## INSTRUCTION
State only how many lines contain the string "this".

>> BEGIN SOURCE MATERIAL

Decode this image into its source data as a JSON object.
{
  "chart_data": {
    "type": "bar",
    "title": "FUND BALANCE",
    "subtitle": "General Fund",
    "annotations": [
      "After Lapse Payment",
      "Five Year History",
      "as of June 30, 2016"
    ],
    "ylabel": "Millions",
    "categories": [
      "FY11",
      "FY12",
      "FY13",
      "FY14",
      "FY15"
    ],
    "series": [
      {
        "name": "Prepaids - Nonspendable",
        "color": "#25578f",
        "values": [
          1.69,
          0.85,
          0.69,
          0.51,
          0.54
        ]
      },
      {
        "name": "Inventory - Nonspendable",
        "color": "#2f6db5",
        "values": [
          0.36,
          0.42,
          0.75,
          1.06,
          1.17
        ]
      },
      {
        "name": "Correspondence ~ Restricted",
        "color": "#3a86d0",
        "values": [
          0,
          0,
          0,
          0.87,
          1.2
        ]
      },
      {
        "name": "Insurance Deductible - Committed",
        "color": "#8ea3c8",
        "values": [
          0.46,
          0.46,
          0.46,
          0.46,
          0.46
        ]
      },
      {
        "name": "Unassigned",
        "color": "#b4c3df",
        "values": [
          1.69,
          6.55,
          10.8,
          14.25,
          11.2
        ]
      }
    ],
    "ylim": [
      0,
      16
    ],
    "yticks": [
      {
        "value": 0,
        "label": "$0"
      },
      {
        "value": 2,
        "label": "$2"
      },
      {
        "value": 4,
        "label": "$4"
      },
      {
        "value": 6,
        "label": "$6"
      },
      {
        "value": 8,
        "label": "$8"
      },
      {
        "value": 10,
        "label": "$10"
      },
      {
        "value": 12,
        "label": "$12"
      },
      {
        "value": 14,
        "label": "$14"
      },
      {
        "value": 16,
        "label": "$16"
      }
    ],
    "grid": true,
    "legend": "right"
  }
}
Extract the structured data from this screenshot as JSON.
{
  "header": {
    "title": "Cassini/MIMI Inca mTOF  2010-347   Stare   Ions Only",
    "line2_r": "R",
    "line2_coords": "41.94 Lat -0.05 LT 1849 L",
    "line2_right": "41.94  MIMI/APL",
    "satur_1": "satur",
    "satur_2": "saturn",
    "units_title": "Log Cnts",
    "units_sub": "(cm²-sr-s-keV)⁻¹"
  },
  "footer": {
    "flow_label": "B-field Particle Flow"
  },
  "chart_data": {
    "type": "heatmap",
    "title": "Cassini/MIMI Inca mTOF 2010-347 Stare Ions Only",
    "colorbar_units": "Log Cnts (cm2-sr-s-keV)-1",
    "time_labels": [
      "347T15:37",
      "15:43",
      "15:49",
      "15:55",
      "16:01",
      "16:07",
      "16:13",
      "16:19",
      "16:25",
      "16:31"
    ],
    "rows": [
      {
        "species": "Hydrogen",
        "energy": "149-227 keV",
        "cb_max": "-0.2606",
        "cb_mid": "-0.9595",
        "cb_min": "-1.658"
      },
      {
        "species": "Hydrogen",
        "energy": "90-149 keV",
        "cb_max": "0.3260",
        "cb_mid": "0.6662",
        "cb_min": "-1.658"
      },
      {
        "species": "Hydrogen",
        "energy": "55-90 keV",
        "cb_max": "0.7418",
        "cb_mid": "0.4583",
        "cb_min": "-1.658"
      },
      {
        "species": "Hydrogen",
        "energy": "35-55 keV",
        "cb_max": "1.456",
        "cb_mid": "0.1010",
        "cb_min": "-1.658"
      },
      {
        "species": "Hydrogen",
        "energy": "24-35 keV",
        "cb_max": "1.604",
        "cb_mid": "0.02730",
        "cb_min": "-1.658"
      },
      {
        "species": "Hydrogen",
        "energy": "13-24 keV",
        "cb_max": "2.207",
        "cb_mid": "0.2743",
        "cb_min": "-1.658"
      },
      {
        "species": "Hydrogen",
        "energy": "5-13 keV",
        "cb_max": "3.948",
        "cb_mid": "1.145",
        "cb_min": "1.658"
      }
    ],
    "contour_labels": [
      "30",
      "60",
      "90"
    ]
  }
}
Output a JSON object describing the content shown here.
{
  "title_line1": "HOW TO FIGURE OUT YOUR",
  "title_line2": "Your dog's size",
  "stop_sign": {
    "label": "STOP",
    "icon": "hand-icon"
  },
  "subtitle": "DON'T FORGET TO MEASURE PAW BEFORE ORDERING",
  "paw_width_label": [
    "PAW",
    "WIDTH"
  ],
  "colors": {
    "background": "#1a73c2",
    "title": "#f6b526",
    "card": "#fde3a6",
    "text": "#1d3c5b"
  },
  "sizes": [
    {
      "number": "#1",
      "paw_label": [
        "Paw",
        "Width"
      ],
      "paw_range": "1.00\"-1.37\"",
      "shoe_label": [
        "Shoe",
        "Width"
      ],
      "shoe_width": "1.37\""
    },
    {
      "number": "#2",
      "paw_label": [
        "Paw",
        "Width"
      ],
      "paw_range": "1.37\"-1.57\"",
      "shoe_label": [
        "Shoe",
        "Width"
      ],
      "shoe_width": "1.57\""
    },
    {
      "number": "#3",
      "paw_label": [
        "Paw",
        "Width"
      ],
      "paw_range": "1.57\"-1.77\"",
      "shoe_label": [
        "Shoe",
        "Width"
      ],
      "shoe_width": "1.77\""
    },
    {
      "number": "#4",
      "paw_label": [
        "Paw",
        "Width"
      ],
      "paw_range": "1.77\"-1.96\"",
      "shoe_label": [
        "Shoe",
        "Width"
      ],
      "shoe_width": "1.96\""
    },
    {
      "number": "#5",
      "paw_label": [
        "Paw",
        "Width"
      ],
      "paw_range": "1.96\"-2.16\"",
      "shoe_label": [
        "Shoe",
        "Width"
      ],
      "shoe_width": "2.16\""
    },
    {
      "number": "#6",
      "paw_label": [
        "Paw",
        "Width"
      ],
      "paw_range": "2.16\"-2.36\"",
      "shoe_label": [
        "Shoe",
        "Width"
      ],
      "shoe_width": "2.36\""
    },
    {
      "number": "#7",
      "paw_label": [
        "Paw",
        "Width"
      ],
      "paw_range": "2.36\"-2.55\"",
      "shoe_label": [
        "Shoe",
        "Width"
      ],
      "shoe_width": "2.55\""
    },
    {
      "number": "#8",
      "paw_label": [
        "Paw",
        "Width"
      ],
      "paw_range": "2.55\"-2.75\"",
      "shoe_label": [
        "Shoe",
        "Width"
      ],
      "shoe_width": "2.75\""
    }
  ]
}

>> END SOURCE MATERIAL

## RESPONSE
2